> [The exercise] Skip the pictures and repeat each line of the data exactly.

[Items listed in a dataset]
---

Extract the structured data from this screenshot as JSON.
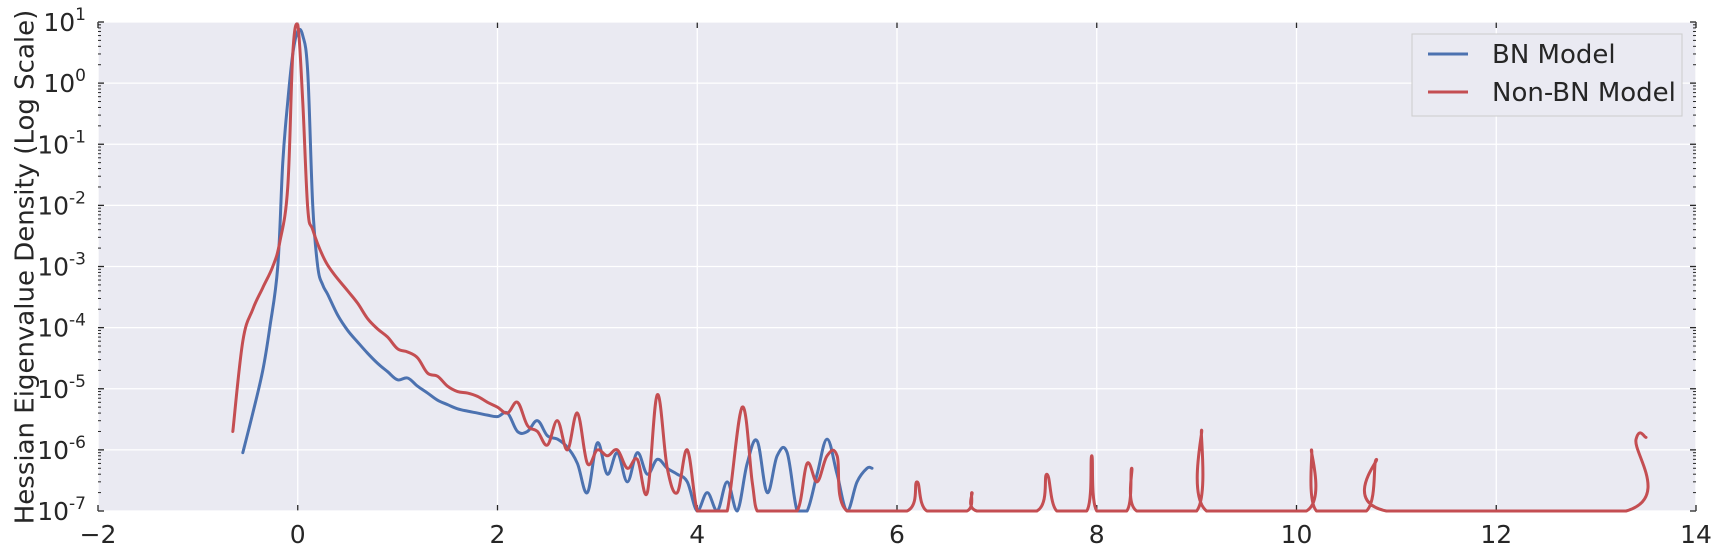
{
  "chart_data": {
    "type": "line",
    "title": "",
    "xlabel": "",
    "ylabel": "Hessian Eigenvalue Density (Log Scale)",
    "xlim": [
      -2,
      14
    ],
    "ylim": [
      1e-07,
      10
    ],
    "yscale": "log",
    "grid": true,
    "legend_position": "top-right",
    "x_ticks": [
      -2,
      0,
      2,
      4,
      6,
      8,
      10,
      12,
      14
    ],
    "y_ticks": [
      {
        "base": "10",
        "exp": "-7"
      },
      {
        "base": "10",
        "exp": "-6"
      },
      {
        "base": "10",
        "exp": "-5"
      },
      {
        "base": "10",
        "exp": "-4"
      },
      {
        "base": "10",
        "exp": "-3"
      },
      {
        "base": "10",
        "exp": "-2"
      },
      {
        "base": "10",
        "exp": "-1"
      },
      {
        "base": "10",
        "exp": "0"
      },
      {
        "base": "10",
        "exp": "1"
      }
    ],
    "series": [
      {
        "name": "BN Model",
        "color": "#4c72b0",
        "x": [
          -0.55,
          -0.45,
          -0.35,
          -0.28,
          -0.2,
          -0.15,
          -0.1,
          -0.05,
          0.0,
          0.05,
          0.1,
          0.15,
          0.2,
          0.25,
          0.3,
          0.4,
          0.5,
          0.6,
          0.7,
          0.8,
          0.9,
          1.0,
          1.1,
          1.2,
          1.3,
          1.4,
          1.5,
          1.6,
          1.7,
          1.8,
          1.9,
          2.0,
          2.1,
          2.2,
          2.3,
          2.4,
          2.5,
          2.6,
          2.7,
          2.8,
          2.9,
          3.0,
          3.1,
          3.2,
          3.3,
          3.4,
          3.5,
          3.6,
          3.7,
          3.8,
          3.9,
          4.0,
          4.1,
          4.2,
          4.3,
          4.4,
          4.5,
          4.6,
          4.7,
          4.8,
          4.9,
          5.0,
          5.1,
          5.2,
          5.3,
          5.4,
          5.5,
          5.6,
          5.7,
          5.75
        ],
        "y": [
          9e-07,
          4e-06,
          2e-05,
          0.0001,
          0.001,
          0.05,
          0.5,
          3,
          7,
          6,
          1.5,
          0.01,
          0.001,
          0.0005,
          0.00035,
          0.00016,
          9e-05,
          5.8e-05,
          3.8e-05,
          2.6e-05,
          1.9e-05,
          1.4e-05,
          1.5e-05,
          1.1e-05,
          8.5e-06,
          6.5e-06,
          5.5e-06,
          4.7e-06,
          4.3e-06,
          4e-06,
          3.7e-06,
          3.5e-06,
          4e-06,
          2e-06,
          2e-06,
          3e-06,
          1.7e-06,
          1.5e-06,
          1.1e-06,
          6e-07,
          2e-07,
          1.3e-06,
          4e-07,
          9e-07,
          3e-07,
          9e-07,
          4e-07,
          7e-07,
          5e-07,
          4e-07,
          3e-07,
          1e-07,
          2e-07,
          1e-07,
          3e-07,
          1e-07,
          6e-07,
          1.4e-06,
          2e-07,
          8e-07,
          9e-07,
          1e-07,
          1e-07,
          4e-07,
          1.5e-06,
          4e-07,
          1e-07,
          3e-07,
          5e-07,
          5e-07
        ]
      },
      {
        "name": "Non-BN Model",
        "color": "#c44e52",
        "x": [
          -0.65,
          -0.55,
          -0.45,
          -0.35,
          -0.25,
          -0.18,
          -0.1,
          -0.05,
          0.0,
          0.05,
          0.1,
          0.15,
          0.25,
          0.35,
          0.5,
          0.6,
          0.7,
          0.8,
          0.9,
          1.0,
          1.1,
          1.2,
          1.3,
          1.4,
          1.5,
          1.6,
          1.7,
          1.8,
          1.9,
          2.0,
          2.1,
          2.2,
          2.3,
          2.4,
          2.5,
          2.6,
          2.7,
          2.8,
          2.9,
          3.0,
          3.1,
          3.2,
          3.3,
          3.4,
          3.5,
          3.6,
          3.7,
          3.8,
          3.9,
          4.0,
          4.1,
          4.2,
          4.3,
          4.45,
          4.55,
          4.6,
          4.7,
          4.8,
          5.0,
          5.1,
          5.2,
          5.3,
          5.4,
          5.5,
          6.1,
          6.2,
          6.3,
          6.7,
          6.75,
          6.8,
          7.4,
          7.5,
          7.6,
          7.9,
          7.95,
          8.0,
          8.3,
          8.35,
          8.4,
          9.0,
          9.05,
          9.1,
          10.1,
          10.15,
          10.2,
          10.7,
          10.8,
          10.9,
          13.3,
          13.4,
          13.5
        ],
        "y": [
          2e-06,
          6e-05,
          0.0002,
          0.00045,
          0.001,
          0.0025,
          0.02,
          3,
          9,
          0.5,
          0.009,
          0.004,
          0.0015,
          0.0008,
          0.0004,
          0.00025,
          0.00014,
          9.5e-05,
          7e-05,
          4.5e-05,
          4e-05,
          3.2e-05,
          1.8e-05,
          1.6e-05,
          1.1e-05,
          9e-06,
          8.5e-06,
          7.5e-06,
          6e-06,
          5e-06,
          4e-06,
          6e-06,
          2.5e-06,
          2e-06,
          1.2e-06,
          3e-06,
          1e-06,
          4e-06,
          6e-07,
          1e-06,
          8e-07,
          1e-06,
          5e-07,
          7e-07,
          2e-07,
          8e-06,
          5e-07,
          2e-07,
          1e-06,
          1e-07,
          1e-07,
          1e-07,
          1e-07,
          5e-06,
          3e-07,
          1e-07,
          1e-07,
          1e-07,
          1e-07,
          6e-07,
          3e-07,
          8e-07,
          8e-07,
          1e-07,
          1e-07,
          3e-07,
          1e-07,
          1e-07,
          2e-07,
          1e-07,
          1e-07,
          4e-07,
          1e-07,
          1e-07,
          8e-07,
          1e-07,
          1e-07,
          5e-07,
          1e-07,
          1e-07,
          2.1e-06,
          1e-07,
          1e-07,
          1e-06,
          1e-07,
          1e-07,
          7e-07,
          1e-07,
          1e-07,
          1.5e-06,
          1.6e-06
        ]
      }
    ]
  }
}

---

> [Final result]
Extract the structured data from this screenshot as JSON.
{
  "chart_data": {
    "type": "line",
    "title": "",
    "xlabel": "",
    "ylabel": "Hessian Eigenvalue Density (Log Scale)",
    "xlim": [
      -2,
      14
    ],
    "ylim": [
      1e-07,
      10
    ],
    "yscale": "log",
    "grid": true,
    "legend_position": "top-right",
    "x_ticks": [
      -2,
      0,
      2,
      4,
      6,
      8,
      10,
      12,
      14
    ],
    "y_ticks": [
      {
        "base": "10",
        "exp": "-7"
      },
      {
        "base": "10",
        "exp": "-6"
      },
      {
        "base": "10",
        "exp": "-5"
      },
      {
        "base": "10",
        "exp": "-4"
      },
      {
        "base": "10",
        "exp": "-3"
      },
      {
        "base": "10",
        "exp": "-2"
      },
      {
        "base": "10",
        "exp": "-1"
      },
      {
        "base": "10",
        "exp": "0"
      },
      {
        "base": "10",
        "exp": "1"
      }
    ],
    "series": [
      {
        "name": "BN Model",
        "color": "#4c72b0",
        "x": [
          -0.55,
          -0.45,
          -0.35,
          -0.28,
          -0.2,
          -0.15,
          -0.1,
          -0.05,
          0.0,
          0.05,
          0.1,
          0.15,
          0.2,
          0.25,
          0.3,
          0.4,
          0.5,
          0.6,
          0.7,
          0.8,
          0.9,
          1.0,
          1.1,
          1.2,
          1.3,
          1.4,
          1.5,
          1.6,
          1.7,
          1.8,
          1.9,
          2.0,
          2.1,
          2.2,
          2.3,
          2.4,
          2.5,
          2.6,
          2.7,
          2.8,
          2.9,
          3.0,
          3.1,
          3.2,
          3.3,
          3.4,
          3.5,
          3.6,
          3.7,
          3.8,
          3.9,
          4.0,
          4.1,
          4.2,
          4.3,
          4.4,
          4.5,
          4.6,
          4.7,
          4.8,
          4.9,
          5.0,
          5.1,
          5.2,
          5.3,
          5.4,
          5.5,
          5.6,
          5.7,
          5.75
        ],
        "y": [
          9e-07,
          4e-06,
          2e-05,
          0.0001,
          0.001,
          0.05,
          0.5,
          3,
          7,
          6,
          1.5,
          0.01,
          0.001,
          0.0005,
          0.00035,
          0.00016,
          9e-05,
          5.8e-05,
          3.8e-05,
          2.6e-05,
          1.9e-05,
          1.4e-05,
          1.5e-05,
          1.1e-05,
          8.5e-06,
          6.5e-06,
          5.5e-06,
          4.7e-06,
          4.3e-06,
          4e-06,
          3.7e-06,
          3.5e-06,
          4e-06,
          2e-06,
          2e-06,
          3e-06,
          1.7e-06,
          1.5e-06,
          1.1e-06,
          6e-07,
          2e-07,
          1.3e-06,
          4e-07,
          9e-07,
          3e-07,
          9e-07,
          4e-07,
          7e-07,
          5e-07,
          4e-07,
          3e-07,
          1e-07,
          2e-07,
          1e-07,
          3e-07,
          1e-07,
          6e-07,
          1.4e-06,
          2e-07,
          8e-07,
          9e-07,
          1e-07,
          1e-07,
          4e-07,
          1.5e-06,
          4e-07,
          1e-07,
          3e-07,
          5e-07,
          5e-07
        ]
      },
      {
        "name": "Non-BN Model",
        "color": "#c44e52",
        "x": [
          -0.65,
          -0.55,
          -0.45,
          -0.35,
          -0.25,
          -0.18,
          -0.1,
          -0.05,
          0.0,
          0.05,
          0.1,
          0.15,
          0.25,
          0.35,
          0.5,
          0.6,
          0.7,
          0.8,
          0.9,
          1.0,
          1.1,
          1.2,
          1.3,
          1.4,
          1.5,
          1.6,
          1.7,
          1.8,
          1.9,
          2.0,
          2.1,
          2.2,
          2.3,
          2.4,
          2.5,
          2.6,
          2.7,
          2.8,
          2.9,
          3.0,
          3.1,
          3.2,
          3.3,
          3.4,
          3.5,
          3.6,
          3.7,
          3.8,
          3.9,
          4.0,
          4.1,
          4.2,
          4.3,
          4.45,
          4.55,
          4.6,
          4.7,
          4.8,
          5.0,
          5.1,
          5.2,
          5.3,
          5.4,
          5.5,
          6.1,
          6.2,
          6.3,
          6.7,
          6.75,
          6.8,
          7.4,
          7.5,
          7.6,
          7.9,
          7.95,
          8.0,
          8.3,
          8.35,
          8.4,
          9.0,
          9.05,
          9.1,
          10.1,
          10.15,
          10.2,
          10.7,
          10.8,
          10.9,
          13.3,
          13.4,
          13.5
        ],
        "y": [
          2e-06,
          6e-05,
          0.0002,
          0.00045,
          0.001,
          0.0025,
          0.02,
          3,
          9,
          0.5,
          0.009,
          0.004,
          0.0015,
          0.0008,
          0.0004,
          0.00025,
          0.00014,
          9.5e-05,
          7e-05,
          4.5e-05,
          4e-05,
          3.2e-05,
          1.8e-05,
          1.6e-05,
          1.1e-05,
          9e-06,
          8.5e-06,
          7.5e-06,
          6e-06,
          5e-06,
          4e-06,
          6e-06,
          2.5e-06,
          2e-06,
          1.2e-06,
          3e-06,
          1e-06,
          4e-06,
          6e-07,
          1e-06,
          8e-07,
          1e-06,
          5e-07,
          7e-07,
          2e-07,
          8e-06,
          5e-07,
          2e-07,
          1e-06,
          1e-07,
          1e-07,
          1e-07,
          1e-07,
          5e-06,
          3e-07,
          1e-07,
          1e-07,
          1e-07,
          1e-07,
          6e-07,
          3e-07,
          8e-07,
          8e-07,
          1e-07,
          1e-07,
          3e-07,
          1e-07,
          1e-07,
          2e-07,
          1e-07,
          1e-07,
          4e-07,
          1e-07,
          1e-07,
          8e-07,
          1e-07,
          1e-07,
          5e-07,
          1e-07,
          1e-07,
          2.1e-06,
          1e-07,
          1e-07,
          1e-06,
          1e-07,
          1e-07,
          7e-07,
          1e-07,
          1e-07,
          1.5e-06,
          1.6e-06
        ]
      }
    ]
  }
}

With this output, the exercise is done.